TASK STATEMENT:
Copy out the whole listing exactly as written, leaving the pictures behind.

Extracted records:

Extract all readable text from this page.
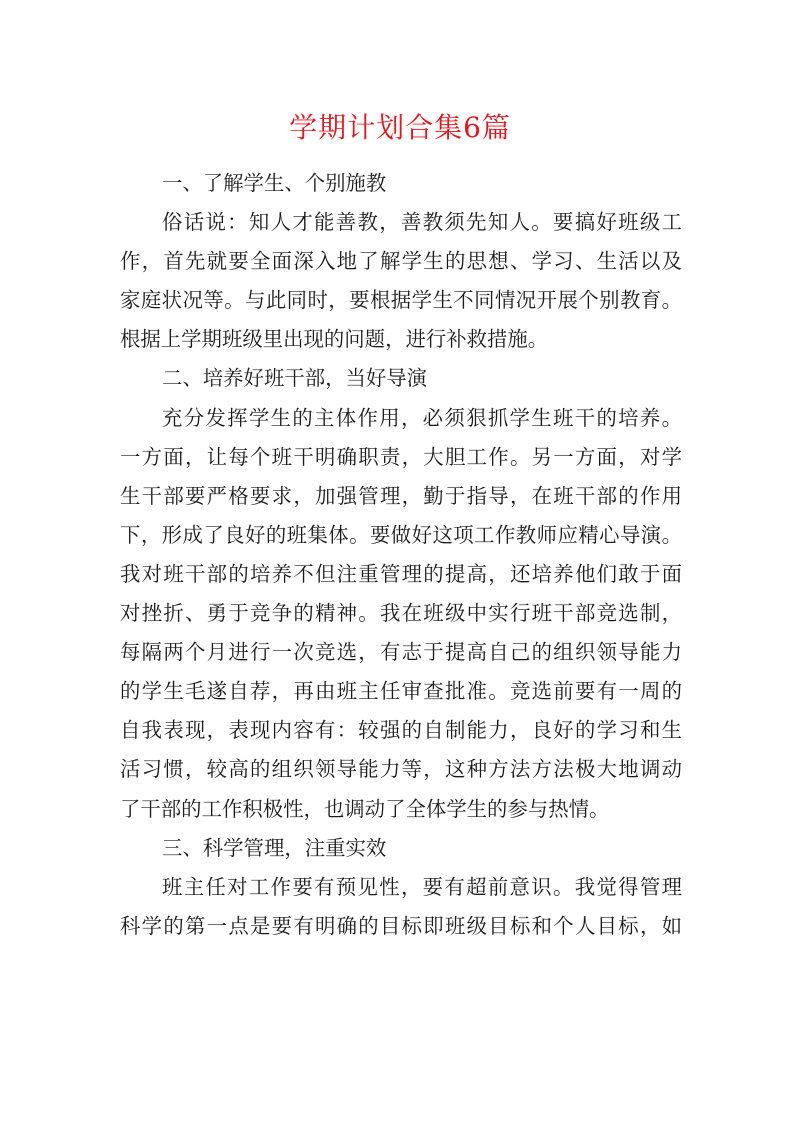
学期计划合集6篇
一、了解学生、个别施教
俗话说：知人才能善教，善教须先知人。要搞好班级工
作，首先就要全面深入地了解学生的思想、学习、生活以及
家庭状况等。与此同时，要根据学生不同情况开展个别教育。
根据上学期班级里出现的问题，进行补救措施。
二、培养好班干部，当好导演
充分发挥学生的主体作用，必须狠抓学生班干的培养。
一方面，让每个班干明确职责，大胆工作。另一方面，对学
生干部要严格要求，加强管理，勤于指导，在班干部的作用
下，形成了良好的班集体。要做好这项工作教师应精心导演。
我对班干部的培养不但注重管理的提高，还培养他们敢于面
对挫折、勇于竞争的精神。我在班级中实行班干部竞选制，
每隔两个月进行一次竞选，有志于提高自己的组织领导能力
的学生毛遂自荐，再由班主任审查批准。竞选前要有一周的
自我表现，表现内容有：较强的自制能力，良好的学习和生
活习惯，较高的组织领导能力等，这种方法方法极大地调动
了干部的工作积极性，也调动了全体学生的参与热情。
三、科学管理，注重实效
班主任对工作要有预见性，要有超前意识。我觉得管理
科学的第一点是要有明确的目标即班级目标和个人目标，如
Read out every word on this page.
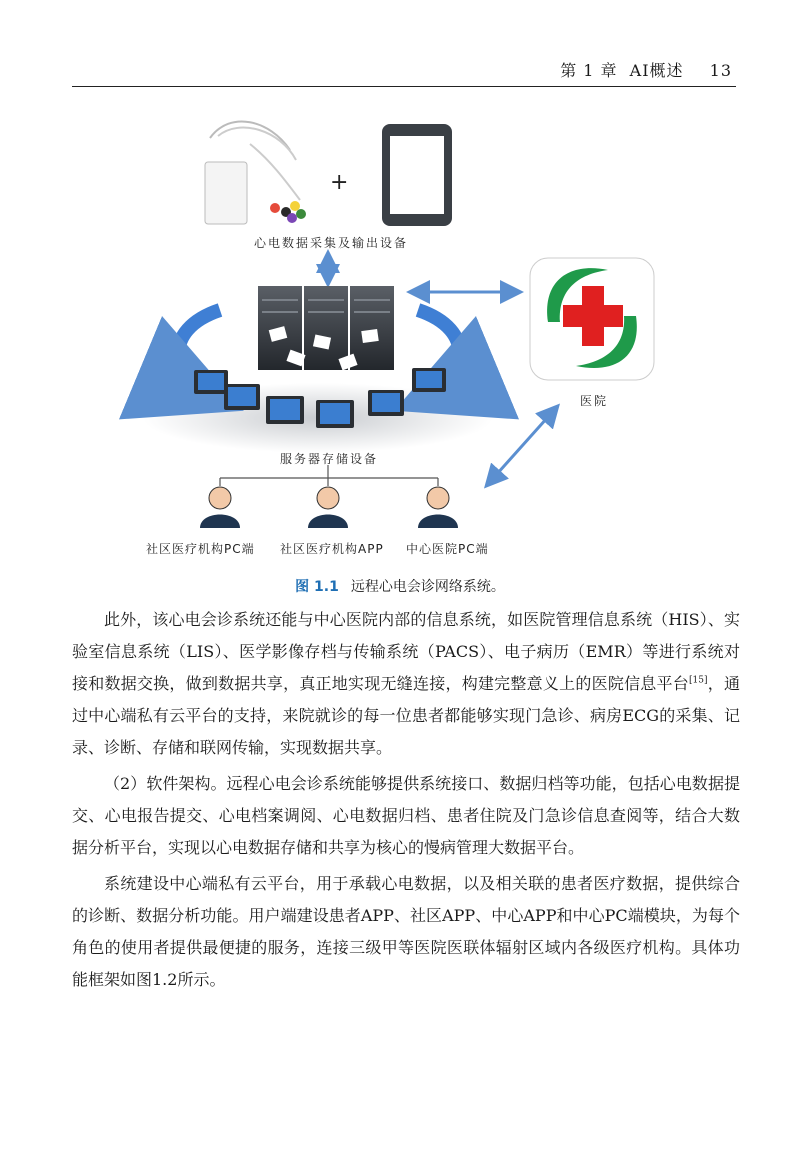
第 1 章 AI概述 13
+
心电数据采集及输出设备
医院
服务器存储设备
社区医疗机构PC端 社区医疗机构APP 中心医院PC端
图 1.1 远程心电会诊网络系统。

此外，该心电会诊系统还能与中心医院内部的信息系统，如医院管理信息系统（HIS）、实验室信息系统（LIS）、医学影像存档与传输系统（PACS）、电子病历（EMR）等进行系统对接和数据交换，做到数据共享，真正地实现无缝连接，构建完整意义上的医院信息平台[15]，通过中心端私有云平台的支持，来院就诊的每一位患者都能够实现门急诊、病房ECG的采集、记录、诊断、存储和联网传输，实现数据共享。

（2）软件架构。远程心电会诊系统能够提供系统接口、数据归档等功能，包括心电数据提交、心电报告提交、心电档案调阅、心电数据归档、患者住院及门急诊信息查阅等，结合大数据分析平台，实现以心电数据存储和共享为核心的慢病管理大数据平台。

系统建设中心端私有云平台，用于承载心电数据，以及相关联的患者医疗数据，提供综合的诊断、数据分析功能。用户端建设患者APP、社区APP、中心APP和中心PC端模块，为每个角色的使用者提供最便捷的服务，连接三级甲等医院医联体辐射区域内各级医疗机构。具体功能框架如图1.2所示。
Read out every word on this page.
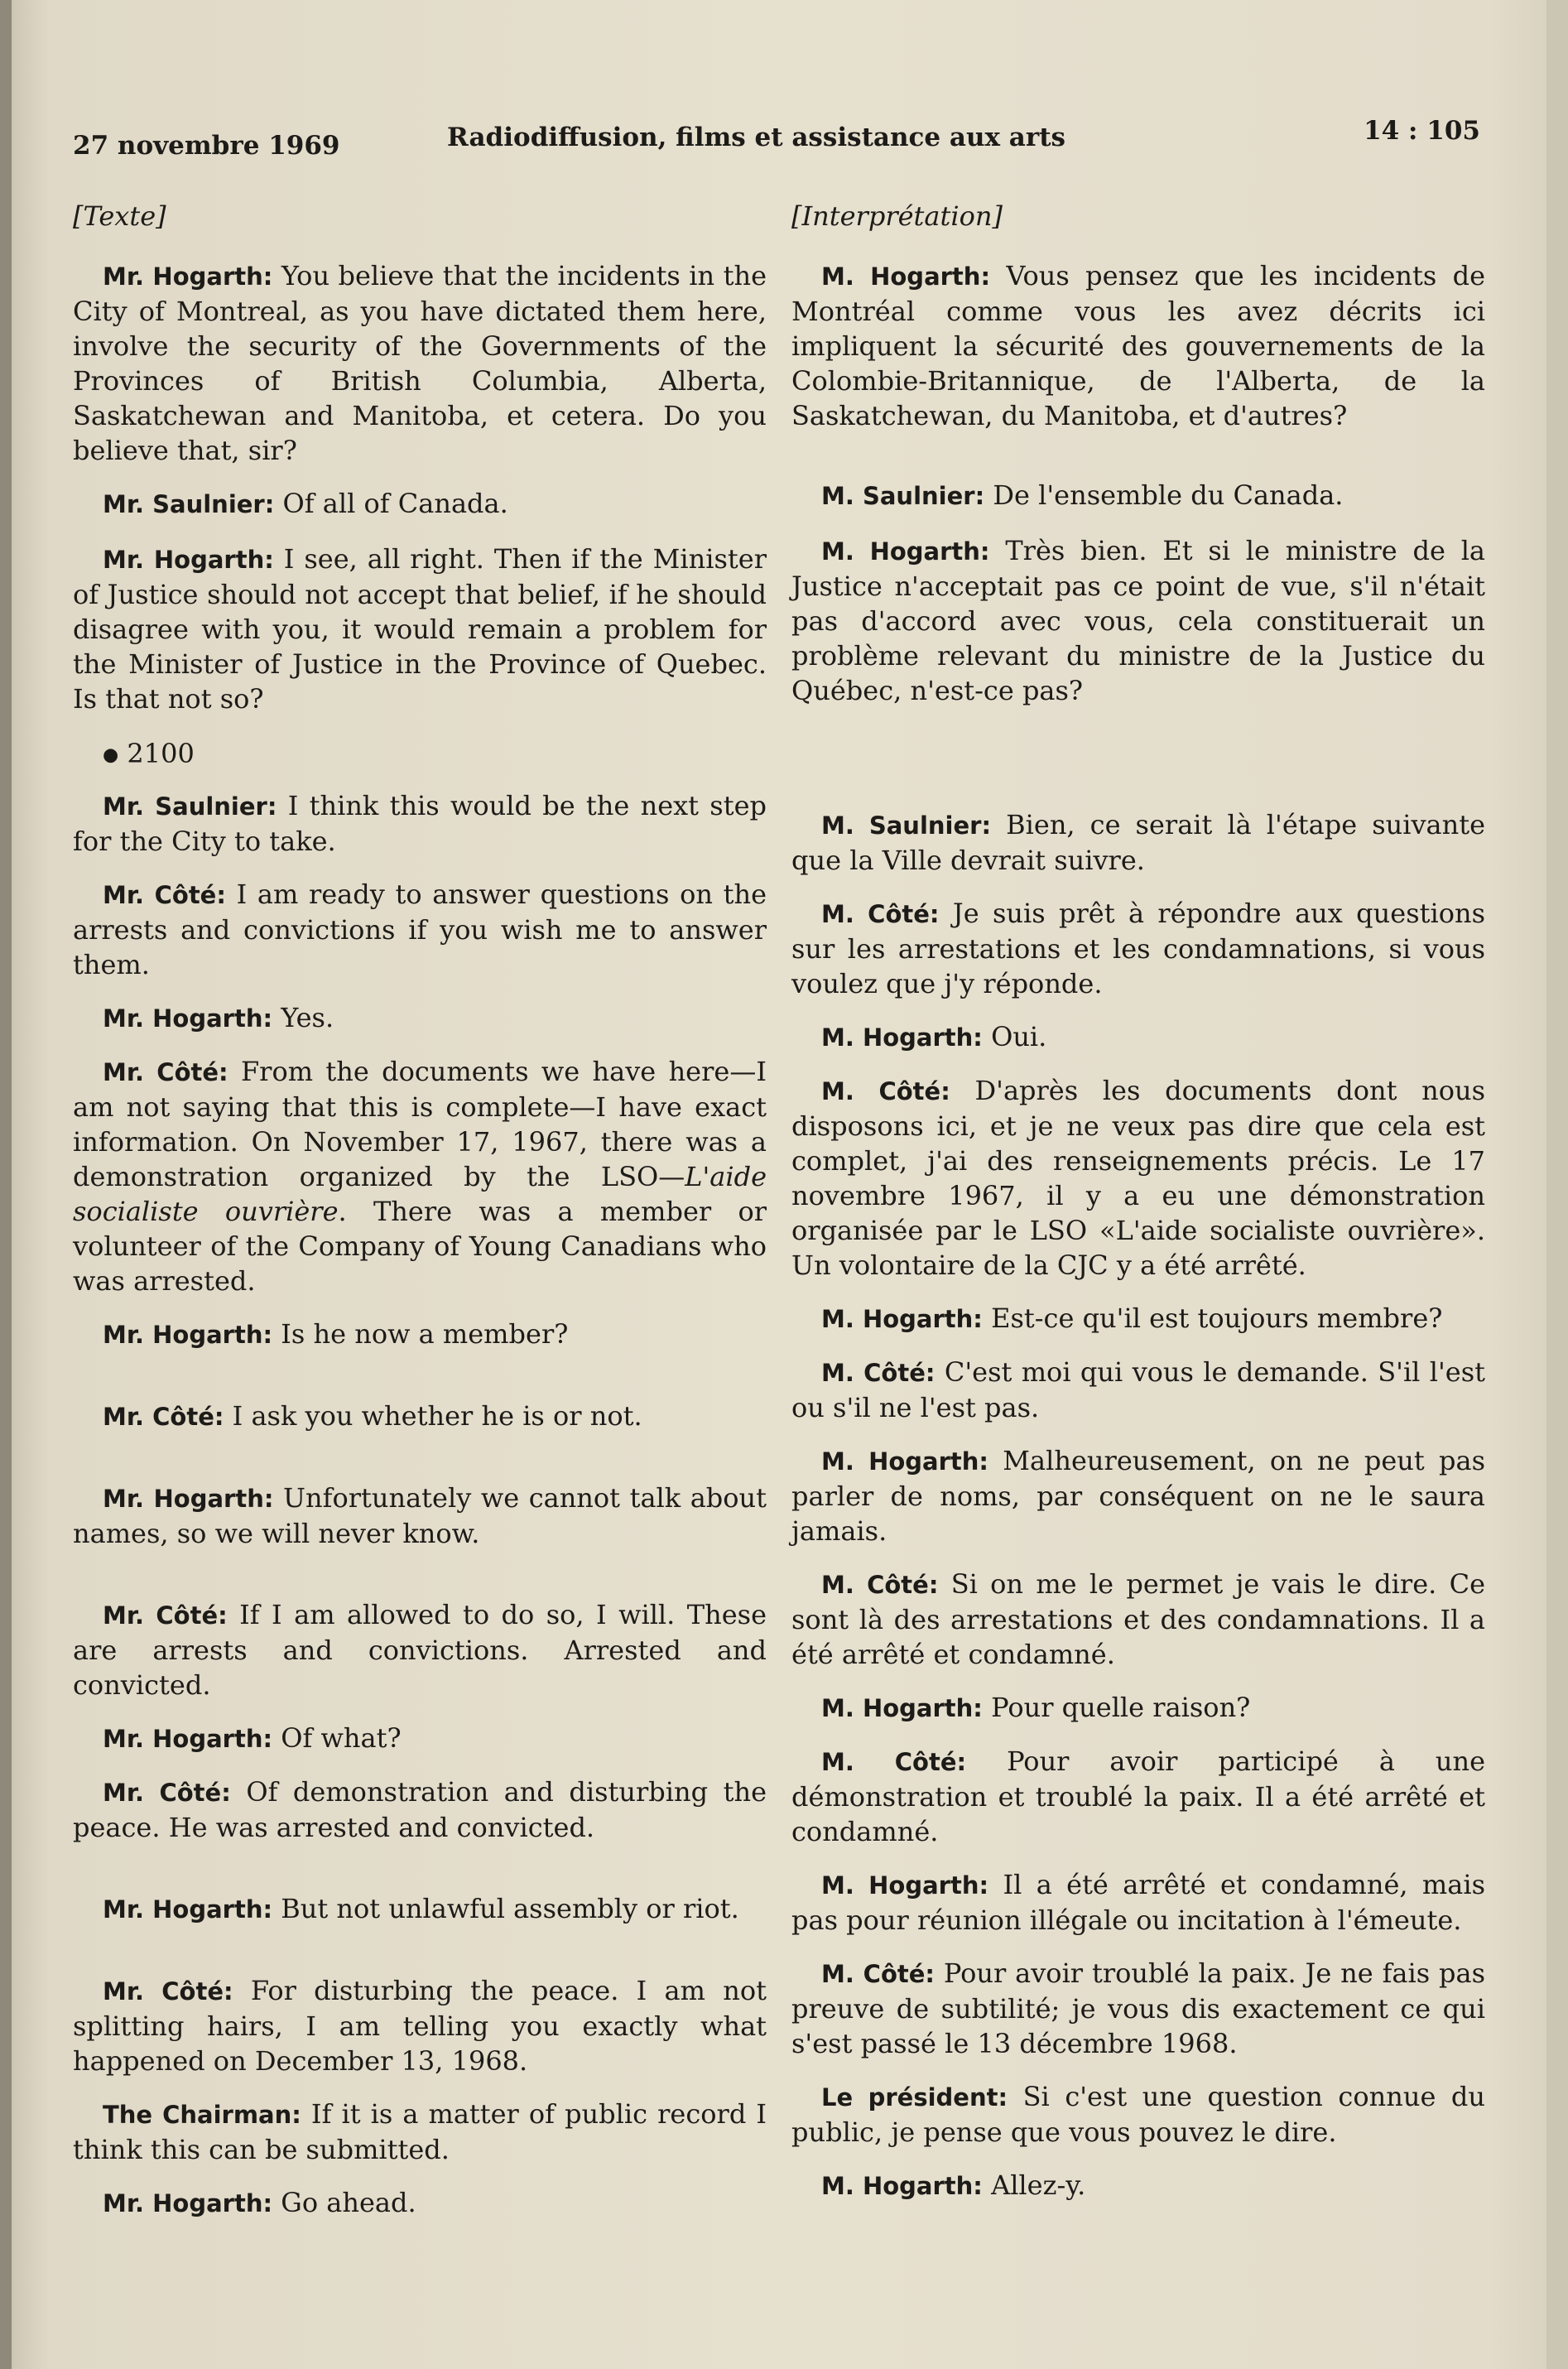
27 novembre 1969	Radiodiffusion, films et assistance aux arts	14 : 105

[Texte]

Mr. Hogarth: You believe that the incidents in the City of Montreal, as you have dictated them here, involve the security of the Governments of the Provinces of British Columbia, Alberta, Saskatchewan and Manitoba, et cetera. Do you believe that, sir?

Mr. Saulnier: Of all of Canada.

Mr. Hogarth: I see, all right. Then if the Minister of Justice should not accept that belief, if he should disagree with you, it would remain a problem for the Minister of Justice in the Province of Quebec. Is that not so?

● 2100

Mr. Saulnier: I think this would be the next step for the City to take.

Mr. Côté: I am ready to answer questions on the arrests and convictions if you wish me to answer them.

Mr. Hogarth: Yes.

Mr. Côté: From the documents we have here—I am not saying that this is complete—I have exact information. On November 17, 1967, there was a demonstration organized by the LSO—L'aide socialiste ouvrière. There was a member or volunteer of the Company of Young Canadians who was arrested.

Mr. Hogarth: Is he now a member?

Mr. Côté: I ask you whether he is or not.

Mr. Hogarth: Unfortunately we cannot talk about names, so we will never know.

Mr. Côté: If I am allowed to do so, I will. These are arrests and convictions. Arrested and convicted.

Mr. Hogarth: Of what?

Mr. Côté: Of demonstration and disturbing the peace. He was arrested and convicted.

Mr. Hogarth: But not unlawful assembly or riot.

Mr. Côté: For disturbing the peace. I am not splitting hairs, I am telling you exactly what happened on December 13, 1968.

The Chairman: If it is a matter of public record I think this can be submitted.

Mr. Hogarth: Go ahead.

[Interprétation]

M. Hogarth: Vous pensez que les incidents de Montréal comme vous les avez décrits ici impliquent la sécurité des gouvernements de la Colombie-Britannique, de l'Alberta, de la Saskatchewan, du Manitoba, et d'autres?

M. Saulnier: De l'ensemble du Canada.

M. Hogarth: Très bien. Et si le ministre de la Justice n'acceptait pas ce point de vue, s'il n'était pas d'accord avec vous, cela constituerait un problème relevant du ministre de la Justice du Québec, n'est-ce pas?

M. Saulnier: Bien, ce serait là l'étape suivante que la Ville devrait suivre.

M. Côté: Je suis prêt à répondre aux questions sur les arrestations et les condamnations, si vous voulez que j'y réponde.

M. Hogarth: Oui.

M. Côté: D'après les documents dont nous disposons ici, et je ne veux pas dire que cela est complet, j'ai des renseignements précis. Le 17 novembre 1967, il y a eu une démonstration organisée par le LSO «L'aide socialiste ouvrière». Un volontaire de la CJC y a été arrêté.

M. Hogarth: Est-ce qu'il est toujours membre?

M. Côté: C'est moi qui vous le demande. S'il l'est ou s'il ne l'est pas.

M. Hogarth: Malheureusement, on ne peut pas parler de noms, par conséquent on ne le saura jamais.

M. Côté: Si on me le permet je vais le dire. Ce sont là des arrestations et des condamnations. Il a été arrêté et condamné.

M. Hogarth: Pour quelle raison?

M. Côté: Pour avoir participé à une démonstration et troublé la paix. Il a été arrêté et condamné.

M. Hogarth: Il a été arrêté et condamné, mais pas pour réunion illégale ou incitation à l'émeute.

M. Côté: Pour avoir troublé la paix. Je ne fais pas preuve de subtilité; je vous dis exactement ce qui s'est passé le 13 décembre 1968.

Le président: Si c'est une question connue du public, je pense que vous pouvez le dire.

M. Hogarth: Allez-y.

TASK SOLUTION:
Extract all readable text from this page.
学期计划合集6篇
一、了解学生、个别施教
俗话说：知人才能善教，善教须先知人。要搞好班级工
作，首先就要全面深入地了解学生的思想、学习、生活以及
家庭状况等。与此同时，要根据学生不同情况开展个别教育。
根据上学期班级里出现的问题，进行补救措施。
二、培养好班干部，当好导演
充分发挥学生的主体作用，必须狠抓学生班干的培养。
一方面，让每个班干明确职责，大胆工作。另一方面，对学
生干部要严格要求，加强管理，勤于指导，在班干部的作用
下，形成了良好的班集体。要做好这项工作教师应精心导演。
我对班干部的培养不但注重管理的提高，还培养他们敢于面
对挫折、勇于竞争的精神。我在班级中实行班干部竞选制，
每隔两个月进行一次竞选，有志于提高自己的组织领导能力
的学生毛遂自荐，再由班主任审查批准。竞选前要有一周的
自我表现，表现内容有：较强的自制能力，良好的学习和生
活习惯，较高的组织领导能力等，这种方法方法极大地调动
了干部的工作积极性，也调动了全体学生的参与热情。
三、科学管理，注重实效
班主任对工作要有预见性，要有超前意识。我觉得管理
科学的第一点是要有明确的目标即班级目标和个人目标，如
Read out every word on this page.
第 1 章 AI概述 13
+
心电数据采集及输出设备
医院
服务器存储设备
社区医疗机构PC端 社区医疗机构APP 中心医院PC端
图 1.1 远程心电会诊网络系统。

此外，该心电会诊系统还能与中心医院内部的信息系统，如医院管理信息系统（HIS）、实验室信息系统（LIS）、医学影像存档与传输系统（PACS）、电子病历（EMR）等进行系统对接和数据交换，做到数据共享，真正地实现无缝连接，构建完整意义上的医院信息平台[15]，通过中心端私有云平台的支持，来院就诊的每一位患者都能够实现门急诊、病房ECG的采集、记录、诊断、存储和联网传输，实现数据共享。

（2）软件架构。远程心电会诊系统能够提供系统接口、数据归档等功能，包括心电数据提交、心电报告提交、心电档案调阅、心电数据归档、患者住院及门急诊信息查阅等，结合大数据分析平台，实现以心电数据存储和共享为核心的慢病管理大数据平台。

系统建设中心端私有云平台，用于承载心电数据，以及相关联的患者医疗数据，提供综合的诊断、数据分析功能。用户端建设患者APP、社区APP、中心APP和中心PC端模块，为每个角色的使用者提供最便捷的服务，连接三级甲等医院医联体辐射区域内各级医疗机构。具体功能框架如图1.2所示。
Read out every word on this page.
27 novembre 1969	Radiodiffusion, films et assistance aux arts	14 : 105

[Texte]

Mr. Hogarth: You believe that the incidents in the City of Montreal, as you have dictated them here, involve the security of the Governments of the Provinces of British Columbia, Alberta, Saskatchewan and Manitoba, et cetera. Do you believe that, sir?

Mr. Saulnier: Of all of Canada.

Mr. Hogarth: I see, all right. Then if the Minister of Justice should not accept that belief, if he should disagree with you, it would remain a problem for the Minister of Justice in the Province of Quebec. Is that not so?

● 2100

Mr. Saulnier: I think this would be the next step for the City to take.

Mr. Côté: I am ready to answer questions on the arrests and convictions if you wish me to answer them.

Mr. Hogarth: Yes.

Mr. Côté: From the documents we have here—I am not saying that this is complete—I have exact information. On November 17, 1967, there was a demonstration organized by the LSO—L'aide socialiste ouvrière. There was a member or volunteer of the Company of Young Canadians who was arrested.

Mr. Hogarth: Is he now a member?

Mr. Côté: I ask you whether he is or not.

Mr. Hogarth: Unfortunately we cannot talk about names, so we will never know.

Mr. Côté: If I am allowed to do so, I will. These are arrests and convictions. Arrested and convicted.

Mr. Hogarth: Of what?

Mr. Côté: Of demonstration and disturbing the peace. He was arrested and convicted.

Mr. Hogarth: But not unlawful assembly or riot.

Mr. Côté: For disturbing the peace. I am not splitting hairs, I am telling you exactly what happened on December 13, 1968.

The Chairman: If it is a matter of public record I think this can be submitted.

Mr. Hogarth: Go ahead.

[Interprétation]

M. Hogarth: Vous pensez que les incidents de Montréal comme vous les avez décrits ici impliquent la sécurité des gouvernements de la Colombie-Britannique, de l'Alberta, de la Saskatchewan, du Manitoba, et d'autres?

M. Saulnier: De l'ensemble du Canada.

M. Hogarth: Très bien. Et si le ministre de la Justice n'acceptait pas ce point de vue, s'il n'était pas d'accord avec vous, cela constituerait un problème relevant du ministre de la Justice du Québec, n'est-ce pas?

M. Saulnier: Bien, ce serait là l'étape suivante que la Ville devrait suivre.

M. Côté: Je suis prêt à répondre aux questions sur les arrestations et les condamnations, si vous voulez que j'y réponde.

M. Hogarth: Oui.

M. Côté: D'après les documents dont nous disposons ici, et je ne veux pas dire que cela est complet, j'ai des renseignements précis. Le 17 novembre 1967, il y a eu une démonstration organisée par le LSO «L'aide socialiste ouvrière». Un volontaire de la CJC y a été arrêté.

M. Hogarth: Est-ce qu'il est toujours membre?

M. Côté: C'est moi qui vous le demande. S'il l'est ou s'il ne l'est pas.

M. Hogarth: Malheureusement, on ne peut pas parler de noms, par conséquent on ne le saura jamais.

M. Côté: Si on me le permet je vais le dire. Ce sont là des arrestations et des condamnations. Il a été arrêté et condamné.

M. Hogarth: Pour quelle raison?

M. Côté: Pour avoir participé à une démonstration et troublé la paix. Il a été arrêté et condamné.

M. Hogarth: Il a été arrêté et condamné, mais pas pour réunion illégale ou incitation à l'émeute.

M. Côté: Pour avoir troublé la paix. Je ne fais pas preuve de subtilité; je vous dis exactement ce qui s'est passé le 13 décembre 1968.

Le président: Si c'est une question connue du public, je pense que vous pouvez le dire.

M. Hogarth: Allez-y.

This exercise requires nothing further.